## Supplied information:
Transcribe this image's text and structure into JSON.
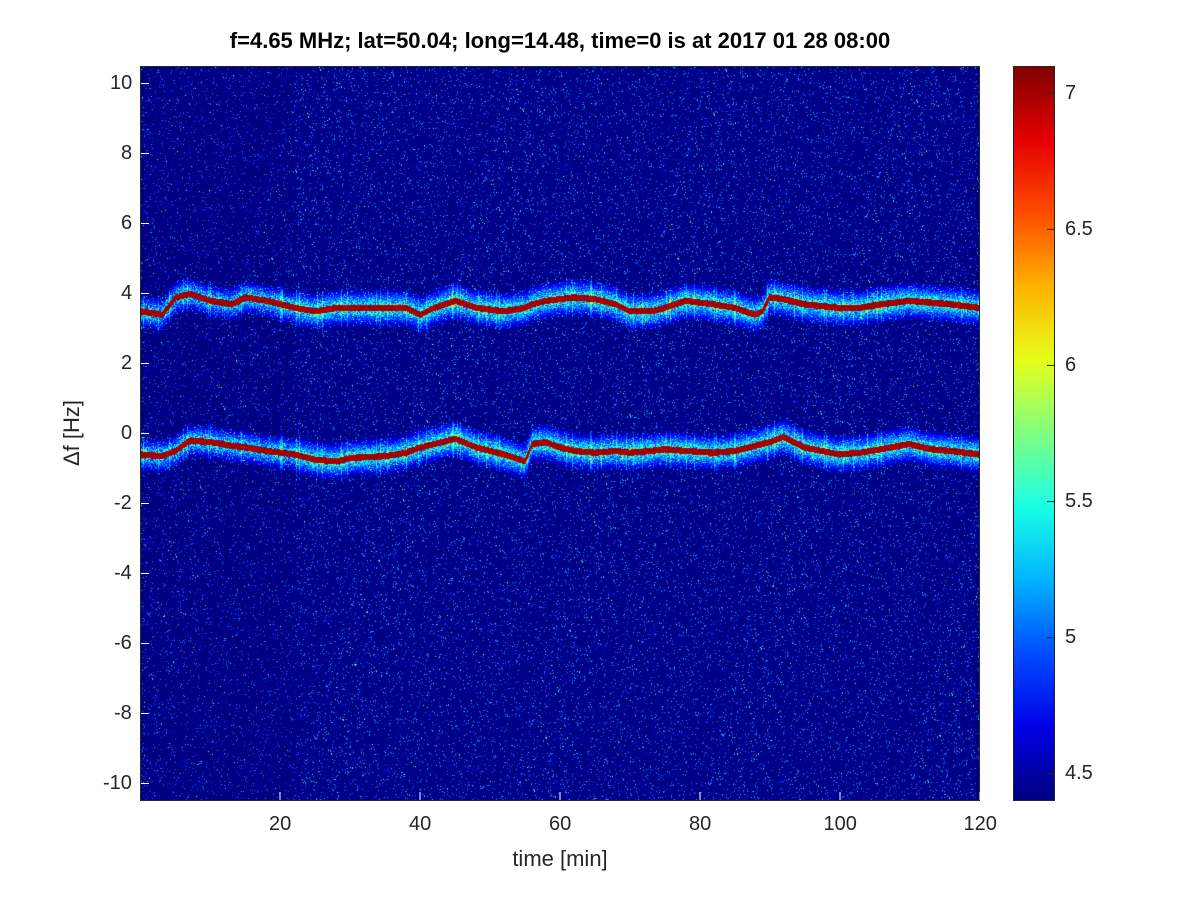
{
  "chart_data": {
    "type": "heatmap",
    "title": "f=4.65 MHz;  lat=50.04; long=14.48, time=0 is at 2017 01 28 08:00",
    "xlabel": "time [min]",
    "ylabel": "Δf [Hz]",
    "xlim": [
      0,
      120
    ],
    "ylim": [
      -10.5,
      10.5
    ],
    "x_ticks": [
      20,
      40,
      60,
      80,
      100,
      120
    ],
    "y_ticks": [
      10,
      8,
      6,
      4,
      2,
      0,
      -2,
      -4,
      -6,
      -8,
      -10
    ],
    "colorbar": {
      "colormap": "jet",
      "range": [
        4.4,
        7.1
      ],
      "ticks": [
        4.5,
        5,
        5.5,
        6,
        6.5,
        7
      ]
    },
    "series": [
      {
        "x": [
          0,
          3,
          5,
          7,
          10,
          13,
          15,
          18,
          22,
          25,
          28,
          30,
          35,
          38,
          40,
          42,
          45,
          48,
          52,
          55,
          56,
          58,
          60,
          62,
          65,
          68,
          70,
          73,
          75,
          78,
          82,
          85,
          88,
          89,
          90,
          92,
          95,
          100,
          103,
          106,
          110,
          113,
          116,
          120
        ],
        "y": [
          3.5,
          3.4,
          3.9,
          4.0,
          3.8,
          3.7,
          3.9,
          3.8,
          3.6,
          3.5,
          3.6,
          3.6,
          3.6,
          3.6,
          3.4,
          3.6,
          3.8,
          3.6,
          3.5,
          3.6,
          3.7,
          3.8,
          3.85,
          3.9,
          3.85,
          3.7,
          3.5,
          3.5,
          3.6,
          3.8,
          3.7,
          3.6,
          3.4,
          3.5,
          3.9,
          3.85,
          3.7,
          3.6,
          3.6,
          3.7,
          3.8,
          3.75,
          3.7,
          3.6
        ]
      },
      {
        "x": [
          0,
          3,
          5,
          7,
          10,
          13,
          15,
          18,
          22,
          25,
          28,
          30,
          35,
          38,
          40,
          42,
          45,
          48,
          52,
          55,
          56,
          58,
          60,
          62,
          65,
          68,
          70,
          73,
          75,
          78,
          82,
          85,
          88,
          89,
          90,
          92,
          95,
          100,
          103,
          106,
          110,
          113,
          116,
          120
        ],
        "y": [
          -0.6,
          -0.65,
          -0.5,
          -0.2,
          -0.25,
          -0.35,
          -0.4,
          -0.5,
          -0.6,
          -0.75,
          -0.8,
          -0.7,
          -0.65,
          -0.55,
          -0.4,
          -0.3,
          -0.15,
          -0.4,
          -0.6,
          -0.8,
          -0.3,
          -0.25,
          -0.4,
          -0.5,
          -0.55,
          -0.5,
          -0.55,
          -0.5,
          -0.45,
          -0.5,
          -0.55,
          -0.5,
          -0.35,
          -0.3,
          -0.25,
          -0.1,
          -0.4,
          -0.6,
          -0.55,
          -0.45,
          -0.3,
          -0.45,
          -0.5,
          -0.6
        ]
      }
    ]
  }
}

## Task objective:
Repeat all of the records verbatim, leaving out the pictures.

## Response to the exercise:
Transcribe this image's text and structure into JSON.
{
  "chart_data": {
    "type": "heatmap",
    "title": "f=4.65 MHz;  lat=50.04; long=14.48, time=0 is at 2017 01 28 08:00",
    "xlabel": "time [min]",
    "ylabel": "Δf [Hz]",
    "xlim": [
      0,
      120
    ],
    "ylim": [
      -10.5,
      10.5
    ],
    "x_ticks": [
      20,
      40,
      60,
      80,
      100,
      120
    ],
    "y_ticks": [
      10,
      8,
      6,
      4,
      2,
      0,
      -2,
      -4,
      -6,
      -8,
      -10
    ],
    "colorbar": {
      "colormap": "jet",
      "range": [
        4.4,
        7.1
      ],
      "ticks": [
        4.5,
        5,
        5.5,
        6,
        6.5,
        7
      ]
    },
    "series": [
      {
        "x": [
          0,
          3,
          5,
          7,
          10,
          13,
          15,
          18,
          22,
          25,
          28,
          30,
          35,
          38,
          40,
          42,
          45,
          48,
          52,
          55,
          56,
          58,
          60,
          62,
          65,
          68,
          70,
          73,
          75,
          78,
          82,
          85,
          88,
          89,
          90,
          92,
          95,
          100,
          103,
          106,
          110,
          113,
          116,
          120
        ],
        "y": [
          3.5,
          3.4,
          3.9,
          4.0,
          3.8,
          3.7,
          3.9,
          3.8,
          3.6,
          3.5,
          3.6,
          3.6,
          3.6,
          3.6,
          3.4,
          3.6,
          3.8,
          3.6,
          3.5,
          3.6,
          3.7,
          3.8,
          3.85,
          3.9,
          3.85,
          3.7,
          3.5,
          3.5,
          3.6,
          3.8,
          3.7,
          3.6,
          3.4,
          3.5,
          3.9,
          3.85,
          3.7,
          3.6,
          3.6,
          3.7,
          3.8,
          3.75,
          3.7,
          3.6
        ]
      },
      {
        "x": [
          0,
          3,
          5,
          7,
          10,
          13,
          15,
          18,
          22,
          25,
          28,
          30,
          35,
          38,
          40,
          42,
          45,
          48,
          52,
          55,
          56,
          58,
          60,
          62,
          65,
          68,
          70,
          73,
          75,
          78,
          82,
          85,
          88,
          89,
          90,
          92,
          95,
          100,
          103,
          106,
          110,
          113,
          116,
          120
        ],
        "y": [
          -0.6,
          -0.65,
          -0.5,
          -0.2,
          -0.25,
          -0.35,
          -0.4,
          -0.5,
          -0.6,
          -0.75,
          -0.8,
          -0.7,
          -0.65,
          -0.55,
          -0.4,
          -0.3,
          -0.15,
          -0.4,
          -0.6,
          -0.8,
          -0.3,
          -0.25,
          -0.4,
          -0.5,
          -0.55,
          -0.5,
          -0.55,
          -0.5,
          -0.45,
          -0.5,
          -0.55,
          -0.5,
          -0.35,
          -0.3,
          -0.25,
          -0.1,
          -0.4,
          -0.6,
          -0.55,
          -0.45,
          -0.3,
          -0.45,
          -0.5,
          -0.6
        ]
      }
    ]
  }
}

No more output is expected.